Aim of the exercise - Lines holding the string "post" are the ones to copy; find them all in the data.

=== Material provided ===

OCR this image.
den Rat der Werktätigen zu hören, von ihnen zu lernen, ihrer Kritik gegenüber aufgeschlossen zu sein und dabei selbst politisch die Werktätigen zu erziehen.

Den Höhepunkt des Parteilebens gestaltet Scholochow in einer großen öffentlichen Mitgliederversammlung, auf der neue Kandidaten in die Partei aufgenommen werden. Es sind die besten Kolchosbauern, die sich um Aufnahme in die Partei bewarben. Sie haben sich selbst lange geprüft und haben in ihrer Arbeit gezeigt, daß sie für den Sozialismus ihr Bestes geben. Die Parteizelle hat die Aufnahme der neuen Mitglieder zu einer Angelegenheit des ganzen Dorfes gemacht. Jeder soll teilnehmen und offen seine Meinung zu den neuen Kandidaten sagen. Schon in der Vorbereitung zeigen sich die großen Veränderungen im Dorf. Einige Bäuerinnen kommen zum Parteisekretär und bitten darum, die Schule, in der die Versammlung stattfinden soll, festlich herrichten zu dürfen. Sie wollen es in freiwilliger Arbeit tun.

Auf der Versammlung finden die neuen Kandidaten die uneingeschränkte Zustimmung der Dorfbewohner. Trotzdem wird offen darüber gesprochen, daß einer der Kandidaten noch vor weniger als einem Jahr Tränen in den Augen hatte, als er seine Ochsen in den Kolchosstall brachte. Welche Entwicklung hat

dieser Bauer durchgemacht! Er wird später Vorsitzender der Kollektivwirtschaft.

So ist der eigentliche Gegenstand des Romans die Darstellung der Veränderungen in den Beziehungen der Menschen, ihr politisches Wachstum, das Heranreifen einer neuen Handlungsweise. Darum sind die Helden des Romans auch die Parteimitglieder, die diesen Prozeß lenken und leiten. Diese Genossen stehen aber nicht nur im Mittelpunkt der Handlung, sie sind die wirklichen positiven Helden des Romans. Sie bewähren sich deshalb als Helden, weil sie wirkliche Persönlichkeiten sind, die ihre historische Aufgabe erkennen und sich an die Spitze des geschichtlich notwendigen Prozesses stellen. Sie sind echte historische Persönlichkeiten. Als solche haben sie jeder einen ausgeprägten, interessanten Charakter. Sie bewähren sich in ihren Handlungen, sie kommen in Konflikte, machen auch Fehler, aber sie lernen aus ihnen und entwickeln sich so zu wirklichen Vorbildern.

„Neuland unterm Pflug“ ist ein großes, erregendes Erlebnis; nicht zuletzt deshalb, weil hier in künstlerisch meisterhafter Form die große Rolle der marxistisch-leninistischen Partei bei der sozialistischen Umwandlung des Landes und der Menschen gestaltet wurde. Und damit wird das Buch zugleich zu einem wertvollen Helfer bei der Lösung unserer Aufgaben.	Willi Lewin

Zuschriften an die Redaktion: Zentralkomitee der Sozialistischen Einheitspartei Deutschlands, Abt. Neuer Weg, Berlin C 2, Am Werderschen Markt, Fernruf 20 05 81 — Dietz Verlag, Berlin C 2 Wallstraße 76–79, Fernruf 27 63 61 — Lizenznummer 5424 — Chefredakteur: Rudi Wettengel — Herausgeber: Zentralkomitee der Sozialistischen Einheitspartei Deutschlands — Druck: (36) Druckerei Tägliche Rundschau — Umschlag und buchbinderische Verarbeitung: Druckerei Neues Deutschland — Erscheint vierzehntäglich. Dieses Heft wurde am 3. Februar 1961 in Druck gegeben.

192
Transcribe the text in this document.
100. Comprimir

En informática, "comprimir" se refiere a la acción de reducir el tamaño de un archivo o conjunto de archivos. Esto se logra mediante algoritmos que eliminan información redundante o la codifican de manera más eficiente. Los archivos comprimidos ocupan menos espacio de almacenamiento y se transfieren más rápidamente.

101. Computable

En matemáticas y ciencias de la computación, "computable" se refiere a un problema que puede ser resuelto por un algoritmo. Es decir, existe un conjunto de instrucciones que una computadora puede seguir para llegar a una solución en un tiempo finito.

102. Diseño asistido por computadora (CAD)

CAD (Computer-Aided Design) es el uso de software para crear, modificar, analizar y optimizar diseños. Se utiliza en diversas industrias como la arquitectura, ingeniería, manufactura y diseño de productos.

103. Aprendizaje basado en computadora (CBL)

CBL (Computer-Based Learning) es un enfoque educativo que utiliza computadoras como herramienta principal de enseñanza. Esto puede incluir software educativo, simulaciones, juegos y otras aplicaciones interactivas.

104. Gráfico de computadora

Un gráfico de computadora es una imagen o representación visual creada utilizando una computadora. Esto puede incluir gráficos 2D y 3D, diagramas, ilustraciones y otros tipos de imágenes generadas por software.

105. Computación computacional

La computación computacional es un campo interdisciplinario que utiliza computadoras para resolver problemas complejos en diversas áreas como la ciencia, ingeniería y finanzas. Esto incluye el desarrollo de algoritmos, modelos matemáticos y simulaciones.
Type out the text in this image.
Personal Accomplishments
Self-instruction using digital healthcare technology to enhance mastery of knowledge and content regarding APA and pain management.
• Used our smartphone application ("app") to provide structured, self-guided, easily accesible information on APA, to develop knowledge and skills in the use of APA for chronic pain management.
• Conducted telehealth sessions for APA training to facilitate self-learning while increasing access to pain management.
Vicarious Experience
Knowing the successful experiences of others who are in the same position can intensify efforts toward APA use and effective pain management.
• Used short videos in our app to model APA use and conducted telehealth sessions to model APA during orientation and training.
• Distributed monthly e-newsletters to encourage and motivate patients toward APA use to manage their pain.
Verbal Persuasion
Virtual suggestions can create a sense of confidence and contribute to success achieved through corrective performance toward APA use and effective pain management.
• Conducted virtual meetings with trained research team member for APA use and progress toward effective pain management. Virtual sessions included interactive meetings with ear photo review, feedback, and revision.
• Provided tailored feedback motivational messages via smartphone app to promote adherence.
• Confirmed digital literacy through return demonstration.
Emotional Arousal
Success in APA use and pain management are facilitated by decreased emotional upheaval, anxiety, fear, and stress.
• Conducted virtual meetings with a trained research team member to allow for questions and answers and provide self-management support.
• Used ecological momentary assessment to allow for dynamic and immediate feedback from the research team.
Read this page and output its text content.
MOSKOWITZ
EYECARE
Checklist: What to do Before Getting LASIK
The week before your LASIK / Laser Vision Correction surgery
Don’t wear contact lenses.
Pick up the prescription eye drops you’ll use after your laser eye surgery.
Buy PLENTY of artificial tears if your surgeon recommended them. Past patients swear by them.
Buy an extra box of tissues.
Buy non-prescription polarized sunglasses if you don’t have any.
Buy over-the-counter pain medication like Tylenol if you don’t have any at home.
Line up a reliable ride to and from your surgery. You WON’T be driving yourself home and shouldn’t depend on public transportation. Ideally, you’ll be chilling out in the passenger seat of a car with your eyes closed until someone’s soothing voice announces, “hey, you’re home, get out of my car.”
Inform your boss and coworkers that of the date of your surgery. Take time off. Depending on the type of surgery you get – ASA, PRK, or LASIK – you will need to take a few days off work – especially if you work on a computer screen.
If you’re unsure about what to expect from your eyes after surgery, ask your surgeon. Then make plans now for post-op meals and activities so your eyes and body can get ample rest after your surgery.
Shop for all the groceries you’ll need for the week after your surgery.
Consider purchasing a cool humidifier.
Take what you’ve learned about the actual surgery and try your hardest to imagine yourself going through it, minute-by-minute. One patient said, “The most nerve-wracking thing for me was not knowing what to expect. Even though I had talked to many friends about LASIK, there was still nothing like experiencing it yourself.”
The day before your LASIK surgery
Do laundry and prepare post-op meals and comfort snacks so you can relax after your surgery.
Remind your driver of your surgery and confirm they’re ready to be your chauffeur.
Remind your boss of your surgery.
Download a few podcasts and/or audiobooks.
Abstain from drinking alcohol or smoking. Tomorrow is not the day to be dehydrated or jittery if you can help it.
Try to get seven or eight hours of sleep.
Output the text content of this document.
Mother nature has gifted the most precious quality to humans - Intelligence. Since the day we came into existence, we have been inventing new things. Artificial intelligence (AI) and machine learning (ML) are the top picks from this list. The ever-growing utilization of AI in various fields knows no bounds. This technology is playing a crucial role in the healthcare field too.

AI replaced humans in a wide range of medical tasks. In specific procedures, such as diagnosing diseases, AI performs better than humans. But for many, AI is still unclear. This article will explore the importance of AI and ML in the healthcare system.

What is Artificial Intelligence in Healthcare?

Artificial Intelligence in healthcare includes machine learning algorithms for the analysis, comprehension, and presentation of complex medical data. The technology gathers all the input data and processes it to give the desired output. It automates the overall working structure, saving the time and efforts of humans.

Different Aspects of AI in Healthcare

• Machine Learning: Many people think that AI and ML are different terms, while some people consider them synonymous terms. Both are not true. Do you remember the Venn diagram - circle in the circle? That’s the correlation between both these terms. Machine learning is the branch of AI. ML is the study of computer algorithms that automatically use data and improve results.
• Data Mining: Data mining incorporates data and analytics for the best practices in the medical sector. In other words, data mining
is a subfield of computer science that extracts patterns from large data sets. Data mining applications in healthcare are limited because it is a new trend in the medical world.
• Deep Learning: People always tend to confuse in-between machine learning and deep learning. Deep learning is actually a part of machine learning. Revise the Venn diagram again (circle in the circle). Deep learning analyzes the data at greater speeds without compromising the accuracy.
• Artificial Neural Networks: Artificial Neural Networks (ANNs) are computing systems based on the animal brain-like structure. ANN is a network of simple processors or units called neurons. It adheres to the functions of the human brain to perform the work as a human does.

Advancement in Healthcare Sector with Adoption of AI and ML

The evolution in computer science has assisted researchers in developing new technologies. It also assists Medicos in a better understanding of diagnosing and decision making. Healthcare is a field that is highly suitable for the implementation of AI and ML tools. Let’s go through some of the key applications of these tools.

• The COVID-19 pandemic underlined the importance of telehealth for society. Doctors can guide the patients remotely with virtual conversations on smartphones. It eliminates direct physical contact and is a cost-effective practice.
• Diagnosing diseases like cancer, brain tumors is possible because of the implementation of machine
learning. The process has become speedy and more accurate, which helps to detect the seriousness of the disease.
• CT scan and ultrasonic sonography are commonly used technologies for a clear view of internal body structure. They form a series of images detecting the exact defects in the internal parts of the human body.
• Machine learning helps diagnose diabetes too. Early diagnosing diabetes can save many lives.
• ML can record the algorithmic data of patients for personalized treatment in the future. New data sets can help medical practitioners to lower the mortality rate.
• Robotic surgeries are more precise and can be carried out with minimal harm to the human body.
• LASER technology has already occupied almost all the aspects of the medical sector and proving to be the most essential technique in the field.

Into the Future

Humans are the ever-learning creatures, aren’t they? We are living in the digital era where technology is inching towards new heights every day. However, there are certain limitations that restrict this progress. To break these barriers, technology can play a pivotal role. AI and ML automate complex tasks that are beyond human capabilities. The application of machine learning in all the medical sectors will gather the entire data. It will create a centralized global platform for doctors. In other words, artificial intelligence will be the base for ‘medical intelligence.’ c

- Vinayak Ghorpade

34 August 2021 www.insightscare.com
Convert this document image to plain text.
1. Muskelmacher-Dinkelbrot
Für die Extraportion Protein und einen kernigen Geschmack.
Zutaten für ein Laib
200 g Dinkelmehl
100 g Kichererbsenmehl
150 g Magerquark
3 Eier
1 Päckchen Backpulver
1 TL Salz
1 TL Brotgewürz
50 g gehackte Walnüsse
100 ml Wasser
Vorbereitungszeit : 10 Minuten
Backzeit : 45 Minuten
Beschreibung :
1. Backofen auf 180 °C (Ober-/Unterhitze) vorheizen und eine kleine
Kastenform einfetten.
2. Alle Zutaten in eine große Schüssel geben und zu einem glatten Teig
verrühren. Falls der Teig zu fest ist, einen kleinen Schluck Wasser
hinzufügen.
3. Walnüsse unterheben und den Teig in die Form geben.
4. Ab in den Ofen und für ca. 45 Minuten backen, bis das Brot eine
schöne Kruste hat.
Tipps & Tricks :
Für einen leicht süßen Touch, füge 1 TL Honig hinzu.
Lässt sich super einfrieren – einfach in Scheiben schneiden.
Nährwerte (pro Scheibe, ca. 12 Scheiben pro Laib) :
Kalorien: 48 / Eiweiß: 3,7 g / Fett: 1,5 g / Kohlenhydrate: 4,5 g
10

===

Task answer -
If you’re unsure about what to expect from your eyes after surgery, ask your surgeon. Then make plans now for post-op meals and activities so your eyes and body can get ample rest after your surgery.
Do laundry and prepare post-op meals and comfort snacks so you can relax after your surgery.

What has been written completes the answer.